Collect each line containing "SPECIFICATION".

Dataset records:
-- Start --

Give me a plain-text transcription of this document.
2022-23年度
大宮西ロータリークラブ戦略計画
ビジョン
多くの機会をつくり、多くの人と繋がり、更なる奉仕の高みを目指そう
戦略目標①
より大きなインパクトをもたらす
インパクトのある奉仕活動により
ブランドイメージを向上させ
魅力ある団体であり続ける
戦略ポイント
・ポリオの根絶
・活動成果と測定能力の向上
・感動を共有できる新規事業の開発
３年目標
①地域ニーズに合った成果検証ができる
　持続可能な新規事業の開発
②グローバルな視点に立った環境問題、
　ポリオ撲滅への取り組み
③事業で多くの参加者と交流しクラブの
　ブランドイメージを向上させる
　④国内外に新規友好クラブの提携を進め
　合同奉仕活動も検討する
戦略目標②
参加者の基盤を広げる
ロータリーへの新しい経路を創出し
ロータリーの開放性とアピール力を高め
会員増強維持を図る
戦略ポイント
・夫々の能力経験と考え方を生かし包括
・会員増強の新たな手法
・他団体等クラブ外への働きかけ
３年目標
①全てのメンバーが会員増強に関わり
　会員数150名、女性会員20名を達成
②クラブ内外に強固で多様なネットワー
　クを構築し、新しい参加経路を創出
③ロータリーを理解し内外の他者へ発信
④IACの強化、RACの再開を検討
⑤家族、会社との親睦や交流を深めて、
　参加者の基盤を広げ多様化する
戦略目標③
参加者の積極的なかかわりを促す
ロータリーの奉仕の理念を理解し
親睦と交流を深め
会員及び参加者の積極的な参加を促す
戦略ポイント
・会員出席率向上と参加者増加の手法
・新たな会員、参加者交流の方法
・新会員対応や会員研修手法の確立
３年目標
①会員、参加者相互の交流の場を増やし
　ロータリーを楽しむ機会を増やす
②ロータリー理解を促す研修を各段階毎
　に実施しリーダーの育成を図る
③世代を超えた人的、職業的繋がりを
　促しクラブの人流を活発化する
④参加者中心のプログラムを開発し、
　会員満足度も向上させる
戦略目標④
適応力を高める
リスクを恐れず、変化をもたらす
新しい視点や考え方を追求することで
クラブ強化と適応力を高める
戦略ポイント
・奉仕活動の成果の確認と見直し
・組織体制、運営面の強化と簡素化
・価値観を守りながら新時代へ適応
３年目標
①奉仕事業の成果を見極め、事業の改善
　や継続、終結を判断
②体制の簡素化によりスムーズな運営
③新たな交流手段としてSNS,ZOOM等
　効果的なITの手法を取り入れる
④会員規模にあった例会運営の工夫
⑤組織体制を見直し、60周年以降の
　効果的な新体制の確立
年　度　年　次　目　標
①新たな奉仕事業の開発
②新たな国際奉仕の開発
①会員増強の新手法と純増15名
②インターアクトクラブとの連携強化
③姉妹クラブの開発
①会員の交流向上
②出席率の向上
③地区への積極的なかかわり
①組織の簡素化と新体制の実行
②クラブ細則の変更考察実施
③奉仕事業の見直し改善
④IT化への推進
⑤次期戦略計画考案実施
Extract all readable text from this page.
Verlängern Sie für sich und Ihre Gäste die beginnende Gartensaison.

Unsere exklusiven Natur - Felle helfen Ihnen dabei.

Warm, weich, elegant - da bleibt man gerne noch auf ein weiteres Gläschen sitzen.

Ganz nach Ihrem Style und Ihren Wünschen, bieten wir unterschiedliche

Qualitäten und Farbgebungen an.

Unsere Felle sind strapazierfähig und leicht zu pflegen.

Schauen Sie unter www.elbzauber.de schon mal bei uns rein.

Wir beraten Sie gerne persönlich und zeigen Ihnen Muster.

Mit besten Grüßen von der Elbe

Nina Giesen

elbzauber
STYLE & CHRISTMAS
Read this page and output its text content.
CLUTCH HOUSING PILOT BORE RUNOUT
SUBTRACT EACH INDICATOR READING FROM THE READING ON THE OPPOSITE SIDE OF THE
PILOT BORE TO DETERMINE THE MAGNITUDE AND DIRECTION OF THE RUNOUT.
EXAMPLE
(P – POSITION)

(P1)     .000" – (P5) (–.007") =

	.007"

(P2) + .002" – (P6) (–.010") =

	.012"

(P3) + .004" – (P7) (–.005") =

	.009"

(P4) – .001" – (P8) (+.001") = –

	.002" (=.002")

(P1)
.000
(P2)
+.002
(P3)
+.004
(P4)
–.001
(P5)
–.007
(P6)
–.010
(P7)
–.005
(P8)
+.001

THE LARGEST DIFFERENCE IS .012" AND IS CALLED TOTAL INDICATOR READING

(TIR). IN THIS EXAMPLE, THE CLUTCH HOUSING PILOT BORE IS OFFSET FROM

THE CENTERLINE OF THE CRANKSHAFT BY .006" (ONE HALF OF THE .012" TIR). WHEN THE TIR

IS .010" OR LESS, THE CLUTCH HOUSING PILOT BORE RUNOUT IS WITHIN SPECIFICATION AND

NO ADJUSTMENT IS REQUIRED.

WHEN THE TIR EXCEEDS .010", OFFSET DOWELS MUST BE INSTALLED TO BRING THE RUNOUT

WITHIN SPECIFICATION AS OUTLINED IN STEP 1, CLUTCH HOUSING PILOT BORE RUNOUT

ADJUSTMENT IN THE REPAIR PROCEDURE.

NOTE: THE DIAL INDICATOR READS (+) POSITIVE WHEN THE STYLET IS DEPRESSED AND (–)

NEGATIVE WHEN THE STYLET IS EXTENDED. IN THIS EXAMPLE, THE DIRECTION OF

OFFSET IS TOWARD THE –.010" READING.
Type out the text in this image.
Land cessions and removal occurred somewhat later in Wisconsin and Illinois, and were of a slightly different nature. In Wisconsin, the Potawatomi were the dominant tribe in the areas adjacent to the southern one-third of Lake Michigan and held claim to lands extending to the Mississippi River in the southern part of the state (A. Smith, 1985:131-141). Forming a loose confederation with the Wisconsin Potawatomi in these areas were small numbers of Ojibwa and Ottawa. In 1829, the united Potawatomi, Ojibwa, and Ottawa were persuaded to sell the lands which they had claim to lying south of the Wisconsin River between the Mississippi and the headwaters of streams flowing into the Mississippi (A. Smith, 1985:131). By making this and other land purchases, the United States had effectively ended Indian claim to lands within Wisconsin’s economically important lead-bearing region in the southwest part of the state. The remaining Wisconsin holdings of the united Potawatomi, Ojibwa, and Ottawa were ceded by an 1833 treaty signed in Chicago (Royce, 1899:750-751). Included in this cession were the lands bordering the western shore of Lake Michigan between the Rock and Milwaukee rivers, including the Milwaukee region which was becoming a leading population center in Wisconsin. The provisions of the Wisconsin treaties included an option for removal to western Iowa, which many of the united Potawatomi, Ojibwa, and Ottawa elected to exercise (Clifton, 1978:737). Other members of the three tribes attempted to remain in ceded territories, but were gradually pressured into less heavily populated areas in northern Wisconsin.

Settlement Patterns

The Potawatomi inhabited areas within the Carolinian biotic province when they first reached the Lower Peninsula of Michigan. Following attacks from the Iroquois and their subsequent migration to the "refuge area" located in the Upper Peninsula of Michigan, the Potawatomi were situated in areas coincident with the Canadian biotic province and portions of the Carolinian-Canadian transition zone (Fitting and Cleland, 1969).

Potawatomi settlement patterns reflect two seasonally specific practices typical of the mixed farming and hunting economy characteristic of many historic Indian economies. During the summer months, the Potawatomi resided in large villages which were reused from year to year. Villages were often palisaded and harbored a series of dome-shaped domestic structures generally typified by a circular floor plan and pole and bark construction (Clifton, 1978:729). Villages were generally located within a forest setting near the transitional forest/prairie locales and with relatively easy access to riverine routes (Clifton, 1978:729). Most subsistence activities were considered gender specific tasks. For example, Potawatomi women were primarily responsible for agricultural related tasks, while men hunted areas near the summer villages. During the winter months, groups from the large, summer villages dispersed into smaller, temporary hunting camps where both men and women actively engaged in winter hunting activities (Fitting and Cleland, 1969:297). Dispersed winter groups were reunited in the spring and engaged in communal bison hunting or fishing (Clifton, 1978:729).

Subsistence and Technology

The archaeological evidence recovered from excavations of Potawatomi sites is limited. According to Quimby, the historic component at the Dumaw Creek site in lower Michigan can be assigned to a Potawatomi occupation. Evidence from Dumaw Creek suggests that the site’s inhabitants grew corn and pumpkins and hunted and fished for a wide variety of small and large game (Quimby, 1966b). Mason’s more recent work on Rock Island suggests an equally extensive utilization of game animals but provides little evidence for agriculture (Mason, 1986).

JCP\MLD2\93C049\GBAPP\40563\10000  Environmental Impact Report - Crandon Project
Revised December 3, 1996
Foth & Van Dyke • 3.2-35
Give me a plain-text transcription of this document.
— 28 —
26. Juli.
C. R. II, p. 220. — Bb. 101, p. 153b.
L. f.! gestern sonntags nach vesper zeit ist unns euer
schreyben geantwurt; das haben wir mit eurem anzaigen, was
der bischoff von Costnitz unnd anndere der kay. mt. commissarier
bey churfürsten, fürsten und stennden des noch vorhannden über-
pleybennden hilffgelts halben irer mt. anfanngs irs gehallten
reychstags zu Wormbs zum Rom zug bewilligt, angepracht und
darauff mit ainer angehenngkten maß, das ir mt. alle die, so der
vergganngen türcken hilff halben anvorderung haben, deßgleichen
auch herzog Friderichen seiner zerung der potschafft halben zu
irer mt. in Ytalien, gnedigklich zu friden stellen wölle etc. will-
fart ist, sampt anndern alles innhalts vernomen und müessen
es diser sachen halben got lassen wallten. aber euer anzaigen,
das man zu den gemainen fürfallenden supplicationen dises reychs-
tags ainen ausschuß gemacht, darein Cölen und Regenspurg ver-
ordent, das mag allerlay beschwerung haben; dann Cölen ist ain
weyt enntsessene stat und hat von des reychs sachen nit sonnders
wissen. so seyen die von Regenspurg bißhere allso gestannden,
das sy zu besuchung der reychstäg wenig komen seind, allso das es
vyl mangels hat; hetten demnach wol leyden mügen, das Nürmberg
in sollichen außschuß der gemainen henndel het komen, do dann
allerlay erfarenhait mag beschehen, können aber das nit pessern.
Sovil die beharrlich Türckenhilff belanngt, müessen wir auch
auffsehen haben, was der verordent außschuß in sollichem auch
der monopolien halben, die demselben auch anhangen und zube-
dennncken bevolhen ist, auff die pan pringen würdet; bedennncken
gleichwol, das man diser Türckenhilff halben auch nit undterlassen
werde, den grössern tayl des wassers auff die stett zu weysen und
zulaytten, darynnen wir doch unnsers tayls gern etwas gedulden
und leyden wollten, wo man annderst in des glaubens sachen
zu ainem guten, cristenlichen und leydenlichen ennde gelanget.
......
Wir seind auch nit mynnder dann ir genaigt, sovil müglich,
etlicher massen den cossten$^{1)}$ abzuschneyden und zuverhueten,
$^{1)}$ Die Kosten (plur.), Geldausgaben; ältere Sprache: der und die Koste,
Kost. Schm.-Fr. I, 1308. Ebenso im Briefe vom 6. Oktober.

-- End --

# [Correct answer]
IS .010" OR LESS, THE CLUTCH HOUSING PILOT BORE RUNOUT IS WITHIN SPECIFICATION AND
WITHIN SPECIFICATION AS OUTLINED IN STEP 1, CLUTCH HOUSING PILOT BORE RUNOUT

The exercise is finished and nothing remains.